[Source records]
____________________
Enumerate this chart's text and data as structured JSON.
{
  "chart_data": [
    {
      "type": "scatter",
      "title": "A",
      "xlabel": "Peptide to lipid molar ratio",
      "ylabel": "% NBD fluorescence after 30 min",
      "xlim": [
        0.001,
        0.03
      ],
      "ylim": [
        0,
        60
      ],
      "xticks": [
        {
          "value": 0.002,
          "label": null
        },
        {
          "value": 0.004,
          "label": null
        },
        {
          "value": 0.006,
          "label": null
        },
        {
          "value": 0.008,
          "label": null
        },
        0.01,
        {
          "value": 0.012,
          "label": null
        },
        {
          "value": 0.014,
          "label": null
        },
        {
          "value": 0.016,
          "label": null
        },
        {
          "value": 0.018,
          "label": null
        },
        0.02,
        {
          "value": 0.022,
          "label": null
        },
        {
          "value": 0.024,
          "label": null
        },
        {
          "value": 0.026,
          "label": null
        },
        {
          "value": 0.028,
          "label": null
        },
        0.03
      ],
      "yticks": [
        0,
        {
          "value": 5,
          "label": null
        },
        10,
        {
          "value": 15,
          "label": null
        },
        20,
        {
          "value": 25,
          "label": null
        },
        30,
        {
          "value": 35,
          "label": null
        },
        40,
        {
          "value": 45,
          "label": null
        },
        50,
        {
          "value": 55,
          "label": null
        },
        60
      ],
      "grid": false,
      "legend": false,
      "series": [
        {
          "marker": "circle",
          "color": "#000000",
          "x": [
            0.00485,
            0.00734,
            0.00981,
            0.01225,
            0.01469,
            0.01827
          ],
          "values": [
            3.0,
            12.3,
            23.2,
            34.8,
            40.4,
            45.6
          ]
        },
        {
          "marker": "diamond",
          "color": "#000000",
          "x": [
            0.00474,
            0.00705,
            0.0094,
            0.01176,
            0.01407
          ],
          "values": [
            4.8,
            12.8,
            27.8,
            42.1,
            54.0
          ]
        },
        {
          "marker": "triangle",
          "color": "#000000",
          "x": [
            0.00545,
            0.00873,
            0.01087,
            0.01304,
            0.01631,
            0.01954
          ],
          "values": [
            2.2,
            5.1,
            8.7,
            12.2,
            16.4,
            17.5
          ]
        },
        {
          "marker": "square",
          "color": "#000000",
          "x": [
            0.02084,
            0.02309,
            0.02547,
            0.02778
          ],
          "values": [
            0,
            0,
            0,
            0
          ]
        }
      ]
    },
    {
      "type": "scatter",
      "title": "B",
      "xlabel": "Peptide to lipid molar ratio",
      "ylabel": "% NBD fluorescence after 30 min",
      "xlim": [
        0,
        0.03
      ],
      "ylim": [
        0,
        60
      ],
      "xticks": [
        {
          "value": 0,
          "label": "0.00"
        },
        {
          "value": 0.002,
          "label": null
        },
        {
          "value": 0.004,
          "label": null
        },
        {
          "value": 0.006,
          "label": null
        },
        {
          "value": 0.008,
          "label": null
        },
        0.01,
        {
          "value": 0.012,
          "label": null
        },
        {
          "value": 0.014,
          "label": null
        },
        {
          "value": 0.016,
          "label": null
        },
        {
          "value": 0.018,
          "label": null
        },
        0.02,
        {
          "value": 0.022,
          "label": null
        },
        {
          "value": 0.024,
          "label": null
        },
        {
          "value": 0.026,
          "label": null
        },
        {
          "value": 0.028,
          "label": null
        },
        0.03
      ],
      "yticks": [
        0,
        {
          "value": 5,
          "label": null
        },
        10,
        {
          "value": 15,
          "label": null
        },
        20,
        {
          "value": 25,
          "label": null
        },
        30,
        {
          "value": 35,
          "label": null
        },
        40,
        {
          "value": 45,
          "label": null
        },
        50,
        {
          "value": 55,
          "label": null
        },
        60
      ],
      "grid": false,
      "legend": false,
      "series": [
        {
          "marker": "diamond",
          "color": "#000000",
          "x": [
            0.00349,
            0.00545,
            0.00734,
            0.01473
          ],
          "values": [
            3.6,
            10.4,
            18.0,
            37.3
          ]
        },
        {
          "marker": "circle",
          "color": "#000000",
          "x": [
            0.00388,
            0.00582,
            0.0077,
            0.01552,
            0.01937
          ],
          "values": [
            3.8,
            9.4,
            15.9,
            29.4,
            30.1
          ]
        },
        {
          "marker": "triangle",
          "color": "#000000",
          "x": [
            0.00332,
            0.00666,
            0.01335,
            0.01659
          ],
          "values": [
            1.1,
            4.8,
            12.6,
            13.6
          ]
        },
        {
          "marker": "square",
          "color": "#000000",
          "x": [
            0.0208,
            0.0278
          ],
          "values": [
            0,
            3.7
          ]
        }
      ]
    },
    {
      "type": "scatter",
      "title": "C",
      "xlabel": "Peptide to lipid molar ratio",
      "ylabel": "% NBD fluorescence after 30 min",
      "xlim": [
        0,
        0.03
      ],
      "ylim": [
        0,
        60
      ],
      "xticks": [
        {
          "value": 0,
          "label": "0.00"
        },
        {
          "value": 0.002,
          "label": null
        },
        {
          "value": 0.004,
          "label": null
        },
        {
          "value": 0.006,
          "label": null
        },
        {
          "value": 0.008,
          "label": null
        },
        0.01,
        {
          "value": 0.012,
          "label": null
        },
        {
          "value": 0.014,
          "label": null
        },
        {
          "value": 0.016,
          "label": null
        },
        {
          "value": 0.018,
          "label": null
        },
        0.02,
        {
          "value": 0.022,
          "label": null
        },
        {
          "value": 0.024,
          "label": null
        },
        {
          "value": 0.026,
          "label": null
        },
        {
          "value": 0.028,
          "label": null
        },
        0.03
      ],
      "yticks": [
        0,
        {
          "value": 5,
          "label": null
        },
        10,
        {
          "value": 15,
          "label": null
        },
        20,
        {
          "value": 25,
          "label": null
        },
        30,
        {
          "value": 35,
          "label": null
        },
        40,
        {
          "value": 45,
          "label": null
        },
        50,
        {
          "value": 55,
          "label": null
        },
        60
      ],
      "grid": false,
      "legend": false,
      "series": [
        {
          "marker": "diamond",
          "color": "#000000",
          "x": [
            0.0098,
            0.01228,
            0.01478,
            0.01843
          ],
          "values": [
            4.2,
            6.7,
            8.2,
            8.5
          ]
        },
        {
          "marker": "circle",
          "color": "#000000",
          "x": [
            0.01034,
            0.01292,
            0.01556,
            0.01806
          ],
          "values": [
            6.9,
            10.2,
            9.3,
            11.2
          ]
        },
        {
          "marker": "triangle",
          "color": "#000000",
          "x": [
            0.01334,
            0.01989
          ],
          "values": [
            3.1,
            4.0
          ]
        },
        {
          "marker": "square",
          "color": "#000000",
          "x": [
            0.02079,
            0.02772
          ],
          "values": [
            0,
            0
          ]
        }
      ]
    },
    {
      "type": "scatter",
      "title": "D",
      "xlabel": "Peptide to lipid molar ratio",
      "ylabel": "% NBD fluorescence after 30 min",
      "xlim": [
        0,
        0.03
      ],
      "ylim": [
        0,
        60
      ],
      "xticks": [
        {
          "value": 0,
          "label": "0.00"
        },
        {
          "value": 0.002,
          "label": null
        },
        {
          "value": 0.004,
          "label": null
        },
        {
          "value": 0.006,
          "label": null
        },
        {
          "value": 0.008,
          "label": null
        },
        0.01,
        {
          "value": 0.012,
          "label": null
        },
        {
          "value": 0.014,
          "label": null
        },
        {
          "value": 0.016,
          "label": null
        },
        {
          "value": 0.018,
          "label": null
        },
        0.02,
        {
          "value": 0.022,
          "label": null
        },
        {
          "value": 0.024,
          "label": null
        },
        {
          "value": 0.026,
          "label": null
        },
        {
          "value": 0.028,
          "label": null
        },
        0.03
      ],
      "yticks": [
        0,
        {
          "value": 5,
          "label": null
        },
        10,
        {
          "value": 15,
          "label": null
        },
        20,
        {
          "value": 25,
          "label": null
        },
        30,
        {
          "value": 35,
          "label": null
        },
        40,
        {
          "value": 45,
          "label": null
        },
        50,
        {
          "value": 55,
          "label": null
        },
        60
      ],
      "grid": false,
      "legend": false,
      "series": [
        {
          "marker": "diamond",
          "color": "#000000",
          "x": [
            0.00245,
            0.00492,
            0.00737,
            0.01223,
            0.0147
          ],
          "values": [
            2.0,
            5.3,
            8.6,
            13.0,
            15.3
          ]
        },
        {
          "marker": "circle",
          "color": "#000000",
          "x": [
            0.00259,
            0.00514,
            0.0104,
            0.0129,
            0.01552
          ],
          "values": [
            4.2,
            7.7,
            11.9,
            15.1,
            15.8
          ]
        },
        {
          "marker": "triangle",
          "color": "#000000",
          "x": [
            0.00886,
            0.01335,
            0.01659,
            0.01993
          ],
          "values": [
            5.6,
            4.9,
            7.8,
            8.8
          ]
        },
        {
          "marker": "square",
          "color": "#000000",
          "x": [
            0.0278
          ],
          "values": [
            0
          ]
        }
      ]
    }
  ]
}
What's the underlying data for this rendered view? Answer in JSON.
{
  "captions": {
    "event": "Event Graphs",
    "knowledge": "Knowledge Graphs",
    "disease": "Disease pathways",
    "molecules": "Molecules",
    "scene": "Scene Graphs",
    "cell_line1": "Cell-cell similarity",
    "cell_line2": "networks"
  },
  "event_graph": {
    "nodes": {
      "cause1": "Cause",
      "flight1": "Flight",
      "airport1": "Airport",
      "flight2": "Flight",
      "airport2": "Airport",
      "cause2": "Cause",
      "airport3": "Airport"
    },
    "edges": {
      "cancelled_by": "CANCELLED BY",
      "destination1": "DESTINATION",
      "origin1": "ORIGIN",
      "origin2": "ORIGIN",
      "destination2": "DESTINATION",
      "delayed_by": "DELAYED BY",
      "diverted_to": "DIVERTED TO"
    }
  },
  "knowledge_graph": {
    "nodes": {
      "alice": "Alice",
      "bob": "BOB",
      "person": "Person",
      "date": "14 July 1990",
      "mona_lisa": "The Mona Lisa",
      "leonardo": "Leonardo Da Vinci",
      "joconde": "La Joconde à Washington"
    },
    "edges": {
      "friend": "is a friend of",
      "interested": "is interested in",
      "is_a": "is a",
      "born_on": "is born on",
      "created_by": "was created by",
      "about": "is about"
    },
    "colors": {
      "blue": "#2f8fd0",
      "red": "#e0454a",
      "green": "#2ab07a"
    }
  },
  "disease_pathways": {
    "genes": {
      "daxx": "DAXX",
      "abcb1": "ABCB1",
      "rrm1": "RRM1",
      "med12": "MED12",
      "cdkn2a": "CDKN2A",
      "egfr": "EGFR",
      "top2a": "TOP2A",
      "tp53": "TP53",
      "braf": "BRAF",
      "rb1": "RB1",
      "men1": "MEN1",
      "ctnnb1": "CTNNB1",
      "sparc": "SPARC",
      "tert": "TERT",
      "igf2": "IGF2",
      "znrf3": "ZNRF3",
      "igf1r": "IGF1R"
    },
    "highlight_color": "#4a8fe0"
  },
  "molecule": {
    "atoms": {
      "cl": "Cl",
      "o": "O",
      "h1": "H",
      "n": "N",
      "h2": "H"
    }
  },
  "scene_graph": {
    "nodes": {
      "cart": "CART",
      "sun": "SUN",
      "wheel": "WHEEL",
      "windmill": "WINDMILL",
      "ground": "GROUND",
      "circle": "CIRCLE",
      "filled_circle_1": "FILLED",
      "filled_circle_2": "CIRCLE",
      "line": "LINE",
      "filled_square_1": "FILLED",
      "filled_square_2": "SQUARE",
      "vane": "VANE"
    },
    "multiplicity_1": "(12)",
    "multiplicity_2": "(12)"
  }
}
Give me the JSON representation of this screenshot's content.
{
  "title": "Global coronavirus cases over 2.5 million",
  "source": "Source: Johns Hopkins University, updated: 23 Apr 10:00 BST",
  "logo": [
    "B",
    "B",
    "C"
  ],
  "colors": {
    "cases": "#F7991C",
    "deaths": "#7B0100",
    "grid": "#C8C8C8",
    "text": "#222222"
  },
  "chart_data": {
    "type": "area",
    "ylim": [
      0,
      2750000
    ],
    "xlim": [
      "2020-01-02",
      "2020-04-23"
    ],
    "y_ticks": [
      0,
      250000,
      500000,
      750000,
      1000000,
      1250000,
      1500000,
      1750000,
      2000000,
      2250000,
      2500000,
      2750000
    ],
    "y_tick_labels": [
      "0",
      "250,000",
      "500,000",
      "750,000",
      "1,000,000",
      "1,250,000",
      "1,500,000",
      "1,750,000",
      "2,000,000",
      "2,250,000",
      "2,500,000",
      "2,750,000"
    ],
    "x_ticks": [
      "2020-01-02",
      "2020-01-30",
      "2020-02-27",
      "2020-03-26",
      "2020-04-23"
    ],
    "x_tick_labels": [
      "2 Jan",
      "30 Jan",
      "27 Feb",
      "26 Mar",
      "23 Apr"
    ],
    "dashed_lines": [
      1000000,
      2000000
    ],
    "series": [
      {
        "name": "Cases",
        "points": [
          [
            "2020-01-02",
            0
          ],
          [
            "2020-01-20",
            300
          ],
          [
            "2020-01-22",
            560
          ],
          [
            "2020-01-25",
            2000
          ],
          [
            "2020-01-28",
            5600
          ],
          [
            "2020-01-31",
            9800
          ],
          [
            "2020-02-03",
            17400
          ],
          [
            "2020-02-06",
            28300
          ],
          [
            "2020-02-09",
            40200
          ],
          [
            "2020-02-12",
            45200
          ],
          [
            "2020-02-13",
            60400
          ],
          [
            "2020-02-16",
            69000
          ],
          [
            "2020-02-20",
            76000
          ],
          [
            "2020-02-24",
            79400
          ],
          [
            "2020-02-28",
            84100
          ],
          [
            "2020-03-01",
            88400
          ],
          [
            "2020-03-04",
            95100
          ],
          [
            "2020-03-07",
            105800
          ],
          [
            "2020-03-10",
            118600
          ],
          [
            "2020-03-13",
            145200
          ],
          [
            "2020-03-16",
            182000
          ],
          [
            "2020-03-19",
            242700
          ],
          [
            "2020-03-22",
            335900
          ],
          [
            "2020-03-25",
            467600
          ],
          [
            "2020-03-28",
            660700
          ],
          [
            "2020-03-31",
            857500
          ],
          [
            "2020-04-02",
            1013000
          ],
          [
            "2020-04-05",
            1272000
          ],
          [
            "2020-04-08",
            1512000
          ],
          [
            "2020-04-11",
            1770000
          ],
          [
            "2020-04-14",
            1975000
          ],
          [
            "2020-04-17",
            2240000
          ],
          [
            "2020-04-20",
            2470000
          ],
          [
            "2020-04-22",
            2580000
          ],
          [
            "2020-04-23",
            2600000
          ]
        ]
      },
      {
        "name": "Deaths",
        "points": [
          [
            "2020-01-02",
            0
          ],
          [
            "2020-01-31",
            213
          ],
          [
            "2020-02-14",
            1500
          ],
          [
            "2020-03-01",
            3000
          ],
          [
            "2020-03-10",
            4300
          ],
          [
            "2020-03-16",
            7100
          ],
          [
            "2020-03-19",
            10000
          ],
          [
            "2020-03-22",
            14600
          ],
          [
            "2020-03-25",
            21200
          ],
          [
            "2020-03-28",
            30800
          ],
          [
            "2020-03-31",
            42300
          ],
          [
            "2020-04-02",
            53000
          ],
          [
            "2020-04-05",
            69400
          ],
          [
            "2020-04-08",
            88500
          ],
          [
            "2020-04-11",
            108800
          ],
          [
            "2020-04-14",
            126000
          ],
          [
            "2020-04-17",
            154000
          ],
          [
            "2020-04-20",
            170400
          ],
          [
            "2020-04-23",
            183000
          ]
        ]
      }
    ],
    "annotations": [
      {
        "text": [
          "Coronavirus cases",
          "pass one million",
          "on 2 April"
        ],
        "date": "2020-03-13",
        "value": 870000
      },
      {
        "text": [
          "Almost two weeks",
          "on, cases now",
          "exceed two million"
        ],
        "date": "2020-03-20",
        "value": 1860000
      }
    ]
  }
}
____________________
PROBLEM DESCRIPTION> Scan the data above and report each line in which "Graphs" is present.

ANSWER BOX>
    "event": "Event Graphs",
    "knowledge": "Knowledge Graphs",
    "scene": "Scene Graphs",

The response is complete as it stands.